___ Data shown ___

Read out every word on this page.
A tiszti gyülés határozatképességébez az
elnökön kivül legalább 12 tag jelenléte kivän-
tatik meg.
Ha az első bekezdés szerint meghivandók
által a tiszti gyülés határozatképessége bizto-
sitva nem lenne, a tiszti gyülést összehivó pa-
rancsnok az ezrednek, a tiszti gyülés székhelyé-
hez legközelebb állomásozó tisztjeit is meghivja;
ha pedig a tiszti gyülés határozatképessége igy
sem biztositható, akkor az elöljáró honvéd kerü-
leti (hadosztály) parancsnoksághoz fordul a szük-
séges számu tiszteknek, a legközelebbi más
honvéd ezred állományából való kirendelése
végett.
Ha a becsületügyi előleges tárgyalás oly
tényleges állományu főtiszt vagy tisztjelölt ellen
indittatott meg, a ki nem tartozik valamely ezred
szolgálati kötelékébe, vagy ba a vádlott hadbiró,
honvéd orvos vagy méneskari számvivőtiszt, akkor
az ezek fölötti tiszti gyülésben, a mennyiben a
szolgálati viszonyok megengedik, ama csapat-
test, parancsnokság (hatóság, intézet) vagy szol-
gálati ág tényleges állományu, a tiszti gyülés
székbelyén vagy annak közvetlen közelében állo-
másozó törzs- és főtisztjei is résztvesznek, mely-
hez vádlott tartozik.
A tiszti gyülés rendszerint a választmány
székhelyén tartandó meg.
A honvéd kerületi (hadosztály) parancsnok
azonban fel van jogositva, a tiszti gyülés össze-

___

» **Brief**:
All the entries above need to be reproduced exactly.

» **Completed task**:
Read out every word on this page.
A tiszti gyülés határozatképességébez az
elnökön kivül legalább 12 tag jelenléte kivän-
tatik meg.
Ha az első bekezdés szerint meghivandók
által a tiszti gyülés határozatképessége bizto-
sitva nem lenne, a tiszti gyülést összehivó pa-
rancsnok az ezrednek, a tiszti gyülés székhelyé-
hez legközelebb állomásozó tisztjeit is meghivja;
ha pedig a tiszti gyülés határozatképessége igy
sem biztositható, akkor az elöljáró honvéd kerü-
leti (hadosztály) parancsnoksághoz fordul a szük-
séges számu tiszteknek, a legközelebbi más
honvéd ezred állományából való kirendelése
végett.
Ha a becsületügyi előleges tárgyalás oly
tényleges állományu főtiszt vagy tisztjelölt ellen
indittatott meg, a ki nem tartozik valamely ezred
szolgálati kötelékébe, vagy ba a vádlott hadbiró,
honvéd orvos vagy méneskari számvivőtiszt, akkor
az ezek fölötti tiszti gyülésben, a mennyiben a
szolgálati viszonyok megengedik, ama csapat-
test, parancsnokság (hatóság, intézet) vagy szol-
gálati ág tényleges állományu, a tiszti gyülés
székbelyén vagy annak közvetlen közelében állo-
másozó törzs- és főtisztjei is résztvesznek, mely-
hez vádlott tartozik.
A tiszti gyülés rendszerint a választmány
székhelyén tartandó meg.
A honvéd kerületi (hadosztály) parancsnok
azonban fel van jogositva, a tiszti gyülés össze-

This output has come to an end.